Chart and figure data:
# # # # # # #

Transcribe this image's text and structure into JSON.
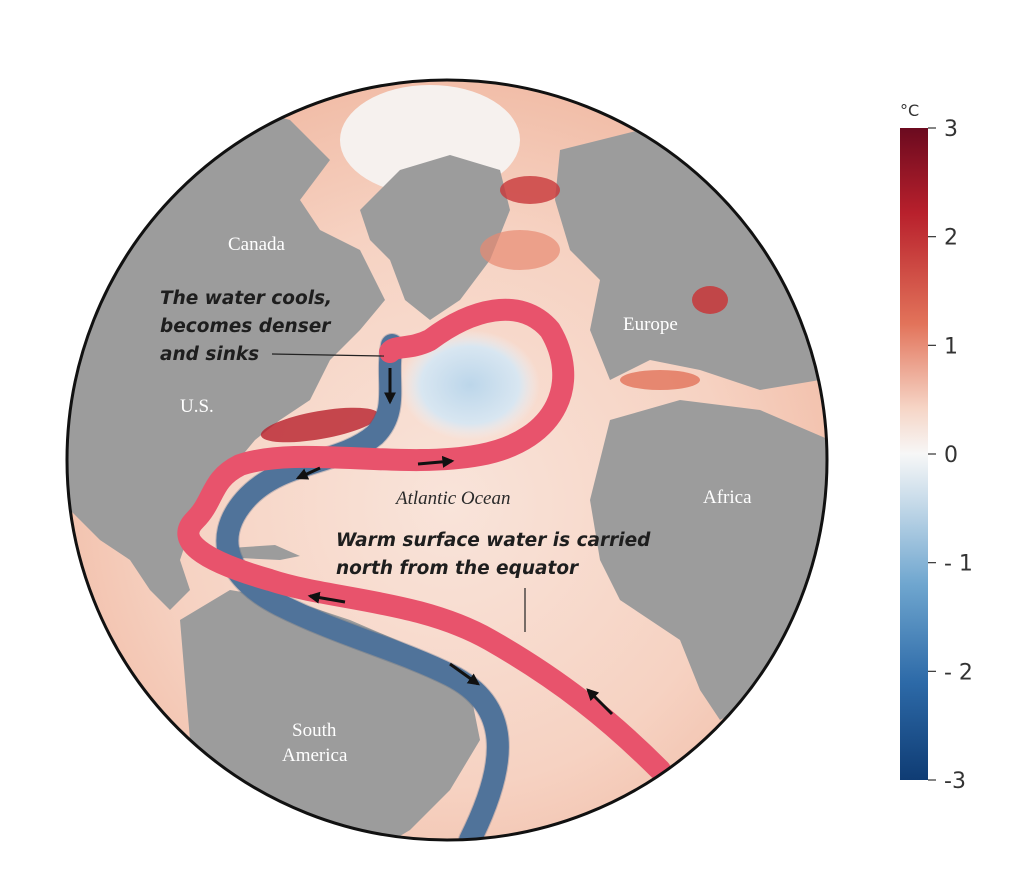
{
  "map": {
    "places": {
      "canada": "Canada",
      "us": "U.S.",
      "europe": "Europe",
      "africa": "Africa",
      "south_america_line1": "South",
      "south_america_line2": "America",
      "atlantic": "Atlantic Ocean"
    },
    "annotations": {
      "sinking": [
        "The water cools,",
        "becomes denser",
        "and sinks"
      ],
      "warm": [
        "Warm surface water is carried",
        "north from the equator"
      ]
    },
    "currents": {
      "warm_surface_color": "#e8536c",
      "cold_deep_color": "#5b7fa6",
      "land_color": "#9c9c9c"
    }
  },
  "colorbar": {
    "unit": "°C",
    "min": -3,
    "max": 3,
    "ticks": [
      "3",
      "2",
      "1",
      "0",
      "- 1",
      "- 2",
      "-3"
    ],
    "colors": [
      "#6b0a1f",
      "#b8202c",
      "#e2735a",
      "#f6d5c6",
      "#f7f7f7",
      "#c9dcea",
      "#6fa6cf",
      "#2d6aa8",
      "#0f3c74"
    ]
  }
}
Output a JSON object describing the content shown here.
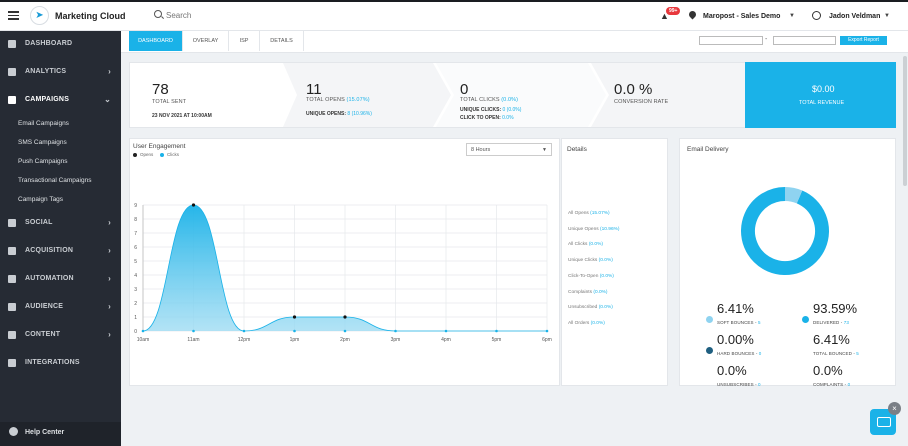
{
  "header": {
    "app_title": "Marketing Cloud",
    "search_placeholder": "Search",
    "notification_count": "99+",
    "account_name": "Maropost - Sales Demo",
    "user_name": "Jadon Veldman"
  },
  "sidebar": {
    "items": [
      {
        "label": "DASHBOARD",
        "icon": "home-icon"
      },
      {
        "label": "ANALYTICS",
        "icon": "chart-icon"
      },
      {
        "label": "CAMPAIGNS",
        "icon": "send-icon"
      },
      {
        "label": "SOCIAL",
        "icon": "megaphone-icon"
      },
      {
        "label": "ACQUISITION",
        "icon": "briefcase-icon"
      },
      {
        "label": "AUTOMATION",
        "icon": "flow-icon"
      },
      {
        "label": "AUDIENCE",
        "icon": "person-icon"
      },
      {
        "label": "CONTENT",
        "icon": "document-icon"
      },
      {
        "label": "INTEGRATIONS",
        "icon": "puzzle-icon"
      }
    ],
    "campaign_subitems": [
      "Email Campaigns",
      "SMS Campaigns",
      "Push Campaigns",
      "Transactional Campaigns",
      "Campaign Tags"
    ],
    "help_label": "Help Center"
  },
  "tabs": [
    "DASHBOARD",
    "OVERLAY",
    "ISP",
    "DETAILS"
  ],
  "toolbar": {
    "export_label": "Export Report"
  },
  "stats": {
    "total_sent": {
      "value": "78",
      "label": "TOTAL SENT",
      "date": "23 NOV 2021 AT 10:00AM"
    },
    "total_opens": {
      "value": "11",
      "label": "TOTAL OPENS",
      "pct": "(15.07%)",
      "unique_label": "UNIQUE OPENS:",
      "unique_value": "8 (10.96%)"
    },
    "total_clicks": {
      "value": "0",
      "label": "TOTAL CLICKS",
      "pct": "(0.0%)",
      "unique_label": "UNIQUE CLICKS:",
      "unique_value": "0 (0.0%)",
      "cto_label": "CLICK TO OPEN:",
      "cto_value": "0.0%"
    },
    "conversion": {
      "value": "0.0 %",
      "label": "CONVERSION RATE"
    },
    "revenue": {
      "value": "$0.00",
      "label": "TOTAL REVENUE"
    }
  },
  "engagement": {
    "title": "User Engagement",
    "legend": [
      "Opens",
      "Clicks"
    ],
    "range_select": "8 Hours"
  },
  "chart_data": {
    "type": "area",
    "title": "",
    "xlabel": "",
    "ylabel": "",
    "categories": [
      "10am",
      "11am",
      "12pm",
      "1pm",
      "2pm",
      "3pm",
      "4pm",
      "5pm",
      "6pm"
    ],
    "ylim": [
      0,
      9
    ],
    "yticks": [
      0,
      1,
      2,
      3,
      4,
      5,
      6,
      7,
      8,
      9
    ],
    "series": [
      {
        "name": "Opens",
        "values": [
          0,
          9,
          0,
          1,
          1,
          0,
          0,
          0,
          0
        ],
        "color": "#1ab2e8"
      },
      {
        "name": "Clicks",
        "values": [
          0,
          0,
          0,
          0,
          0,
          0,
          0,
          0,
          0
        ],
        "color": "#1ab2e8"
      }
    ]
  },
  "details": {
    "title": "Details",
    "lines": [
      {
        "label": "All Opens",
        "value": "(15.07%)"
      },
      {
        "label": "Unique Opens",
        "value": "(10.96%)"
      },
      {
        "label": "All Clicks",
        "value": "(0.0%)"
      },
      {
        "label": "Unique Clicks",
        "value": "(0.0%)"
      },
      {
        "label": "Click-To-Open",
        "value": "(0.0%)"
      },
      {
        "label": "Complaints",
        "value": "(0.0%)"
      },
      {
        "label": "Unsubscribed",
        "value": "(0.0%)"
      },
      {
        "label": "All Orders",
        "value": "(0.0%)"
      }
    ]
  },
  "delivery": {
    "title": "Email Delivery",
    "donut": {
      "delivered_pct": 93.59,
      "bounce_pct": 6.41,
      "delivered_color": "#1ab2e8",
      "bounce_color": "#8fd3f0"
    },
    "metrics": [
      {
        "value": "6.41%",
        "label": "SOFT BOUNCES",
        "count": "5",
        "dot": "#8fd3f0"
      },
      {
        "value": "93.59%",
        "label": "DELIVERED",
        "count": "73",
        "dot": "#1ab2e8"
      },
      {
        "value": "0.00%",
        "label": "HARD BOUNCES",
        "count": "0",
        "dot": "#1f5f80"
      },
      {
        "value": "6.41%",
        "label": "TOTAL BOUNCED",
        "count": "5",
        "dot": ""
      },
      {
        "value": "0.0%",
        "label": "UNSUBSCRIBES",
        "count": "0",
        "dot": ""
      },
      {
        "value": "0.0%",
        "label": "COMPLAINTS",
        "count": "0",
        "dot": ""
      }
    ]
  }
}
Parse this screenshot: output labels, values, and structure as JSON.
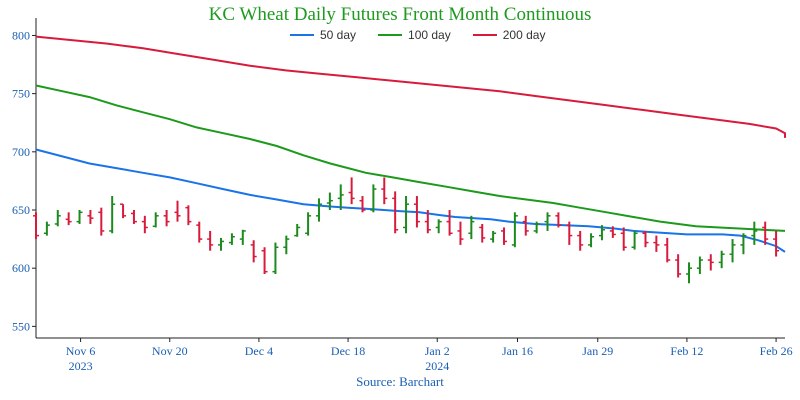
{
  "chart_data": {
    "type": "line",
    "title": "KC Wheat Daily Futures Front Month Continuous",
    "source": "Source: Barchart",
    "ylim": [
      540,
      815
    ],
    "y_ticks": [
      550,
      600,
      650,
      700,
      750,
      800
    ],
    "x_ticks": [
      {
        "label": "Nov 6",
        "sublabel": "2023",
        "i": 5
      },
      {
        "label": "Nov 20",
        "i": 15
      },
      {
        "label": "Dec 4",
        "i": 25
      },
      {
        "label": "Dec 18",
        "i": 35
      },
      {
        "label": "Jan 2",
        "sublabel": "2024",
        "i": 45
      },
      {
        "label": "Jan 16",
        "i": 54
      },
      {
        "label": "Jan 29",
        "i": 63
      },
      {
        "label": "Feb 12",
        "i": 73
      },
      {
        "label": "Feb 26",
        "i": 83
      }
    ],
    "x_range": [
      0,
      84
    ],
    "legend_position": "top-center",
    "series": [
      {
        "name": "50 day",
        "color": "#1a73e8",
        "values": [
          702,
          696,
          690,
          686,
          682,
          678,
          673,
          668,
          663,
          659,
          655,
          653,
          652,
          651,
          650,
          649,
          648,
          646,
          644,
          643,
          642,
          640,
          638,
          637,
          636,
          634,
          632,
          631,
          630,
          629,
          629,
          629,
          628,
          624,
          619,
          614
        ],
        "x": [
          0,
          3,
          6,
          9,
          12,
          15,
          18,
          21,
          24,
          27,
          30,
          33,
          35,
          37,
          39,
          41,
          43,
          45,
          47,
          49,
          51,
          53,
          56,
          59,
          62,
          65,
          67,
          69,
          71,
          73,
          75,
          77,
          79,
          81,
          83,
          84
        ]
      },
      {
        "name": "100 day",
        "color": "#1c9a1c",
        "values": [
          757,
          752,
          747,
          740,
          734,
          728,
          721,
          716,
          711,
          705,
          697,
          690,
          686,
          682,
          678,
          674,
          670,
          666,
          662,
          659,
          656,
          652,
          648,
          644,
          640,
          636,
          632
        ],
        "x": [
          0,
          3,
          6,
          9,
          12,
          15,
          18,
          21,
          24,
          27,
          30,
          33,
          35,
          37,
          40,
          43,
          46,
          49,
          52,
          55,
          58,
          61,
          64,
          67,
          70,
          74,
          84
        ]
      },
      {
        "name": "200 day",
        "color": "#d81b3c",
        "values": [
          799,
          796,
          793,
          789,
          784,
          779,
          774,
          770,
          767,
          764,
          761,
          758,
          755,
          752,
          748,
          744,
          740,
          736,
          732,
          728,
          724,
          720,
          716,
          712
        ],
        "x": [
          0,
          4,
          8,
          12,
          16,
          20,
          24,
          28,
          32,
          36,
          40,
          44,
          48,
          52,
          56,
          60,
          64,
          68,
          72,
          76,
          80,
          83,
          84,
          84
        ]
      }
    ],
    "ohlc": [
      {
        "o": 645,
        "h": 648,
        "l": 625,
        "c": 628
      },
      {
        "o": 630,
        "h": 640,
        "l": 628,
        "c": 637
      },
      {
        "o": 638,
        "h": 650,
        "l": 636,
        "c": 645
      },
      {
        "o": 642,
        "h": 648,
        "l": 637,
        "c": 640
      },
      {
        "o": 640,
        "h": 650,
        "l": 638,
        "c": 648
      },
      {
        "o": 645,
        "h": 650,
        "l": 638,
        "c": 643
      },
      {
        "o": 648,
        "h": 652,
        "l": 628,
        "c": 632
      },
      {
        "o": 632,
        "h": 662,
        "l": 630,
        "c": 655
      },
      {
        "o": 655,
        "h": 655,
        "l": 643,
        "c": 645
      },
      {
        "o": 647,
        "h": 650,
        "l": 638,
        "c": 640
      },
      {
        "o": 640,
        "h": 645,
        "l": 630,
        "c": 635
      },
      {
        "o": 636,
        "h": 648,
        "l": 635,
        "c": 645
      },
      {
        "o": 645,
        "h": 650,
        "l": 636,
        "c": 640
      },
      {
        "o": 648,
        "h": 658,
        "l": 640,
        "c": 645
      },
      {
        "o": 652,
        "h": 654,
        "l": 637,
        "c": 640
      },
      {
        "o": 637,
        "h": 640,
        "l": 622,
        "c": 625
      },
      {
        "o": 625,
        "h": 632,
        "l": 615,
        "c": 620
      },
      {
        "o": 620,
        "h": 626,
        "l": 615,
        "c": 623
      },
      {
        "o": 622,
        "h": 630,
        "l": 620,
        "c": 627
      },
      {
        "o": 625,
        "h": 633,
        "l": 620,
        "c": 632
      },
      {
        "o": 620,
        "h": 624,
        "l": 605,
        "c": 610
      },
      {
        "o": 615,
        "h": 618,
        "l": 595,
        "c": 597
      },
      {
        "o": 597,
        "h": 622,
        "l": 595,
        "c": 618
      },
      {
        "o": 618,
        "h": 628,
        "l": 612,
        "c": 625
      },
      {
        "o": 628,
        "h": 638,
        "l": 627,
        "c": 635
      },
      {
        "o": 630,
        "h": 648,
        "l": 628,
        "c": 645
      },
      {
        "o": 645,
        "h": 660,
        "l": 640,
        "c": 655
      },
      {
        "o": 656,
        "h": 665,
        "l": 650,
        "c": 658
      },
      {
        "o": 660,
        "h": 672,
        "l": 650,
        "c": 663
      },
      {
        "o": 665,
        "h": 678,
        "l": 655,
        "c": 660
      },
      {
        "o": 658,
        "h": 662,
        "l": 648,
        "c": 650
      },
      {
        "o": 650,
        "h": 672,
        "l": 648,
        "c": 668
      },
      {
        "o": 668,
        "h": 678,
        "l": 655,
        "c": 660
      },
      {
        "o": 660,
        "h": 666,
        "l": 630,
        "c": 633
      },
      {
        "o": 635,
        "h": 662,
        "l": 630,
        "c": 655
      },
      {
        "o": 655,
        "h": 662,
        "l": 635,
        "c": 640
      },
      {
        "o": 640,
        "h": 650,
        "l": 630,
        "c": 633
      },
      {
        "o": 635,
        "h": 642,
        "l": 630,
        "c": 640
      },
      {
        "o": 640,
        "h": 650,
        "l": 628,
        "c": 630
      },
      {
        "o": 632,
        "h": 640,
        "l": 620,
        "c": 625
      },
      {
        "o": 630,
        "h": 645,
        "l": 625,
        "c": 640
      },
      {
        "o": 635,
        "h": 638,
        "l": 622,
        "c": 626
      },
      {
        "o": 625,
        "h": 632,
        "l": 622,
        "c": 630
      },
      {
        "o": 632,
        "h": 635,
        "l": 620,
        "c": 623
      },
      {
        "o": 620,
        "h": 648,
        "l": 618,
        "c": 645
      },
      {
        "o": 640,
        "h": 645,
        "l": 628,
        "c": 632
      },
      {
        "o": 632,
        "h": 640,
        "l": 630,
        "c": 638
      },
      {
        "o": 640,
        "h": 648,
        "l": 632,
        "c": 645
      },
      {
        "o": 645,
        "h": 648,
        "l": 635,
        "c": 637
      },
      {
        "o": 637,
        "h": 640,
        "l": 620,
        "c": 628
      },
      {
        "o": 628,
        "h": 632,
        "l": 615,
        "c": 620
      },
      {
        "o": 620,
        "h": 630,
        "l": 618,
        "c": 627
      },
      {
        "o": 628,
        "h": 637,
        "l": 624,
        "c": 633
      },
      {
        "o": 632,
        "h": 636,
        "l": 626,
        "c": 629
      },
      {
        "o": 630,
        "h": 635,
        "l": 615,
        "c": 618
      },
      {
        "o": 618,
        "h": 632,
        "l": 616,
        "c": 630
      },
      {
        "o": 630,
        "h": 632,
        "l": 618,
        "c": 622
      },
      {
        "o": 622,
        "h": 628,
        "l": 614,
        "c": 620
      },
      {
        "o": 620,
        "h": 626,
        "l": 605,
        "c": 607
      },
      {
        "o": 607,
        "h": 612,
        "l": 592,
        "c": 595
      },
      {
        "o": 595,
        "h": 605,
        "l": 587,
        "c": 600
      },
      {
        "o": 600,
        "h": 610,
        "l": 595,
        "c": 607
      },
      {
        "o": 607,
        "h": 612,
        "l": 598,
        "c": 605
      },
      {
        "o": 605,
        "h": 615,
        "l": 600,
        "c": 612
      },
      {
        "o": 612,
        "h": 625,
        "l": 605,
        "c": 620
      },
      {
        "o": 620,
        "h": 630,
        "l": 612,
        "c": 628
      },
      {
        "o": 628,
        "h": 640,
        "l": 620,
        "c": 632
      },
      {
        "o": 635,
        "h": 640,
        "l": 620,
        "c": 625
      },
      {
        "o": 625,
        "h": 632,
        "l": 610,
        "c": 615
      }
    ]
  }
}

# # # # # # #

EXERCISE DESCRIPTION:
Copy out every line from the records that has the word "Email".

WRITTEN SOLUTION:
      "Email Campaigns",
    "title": "Email Delivery",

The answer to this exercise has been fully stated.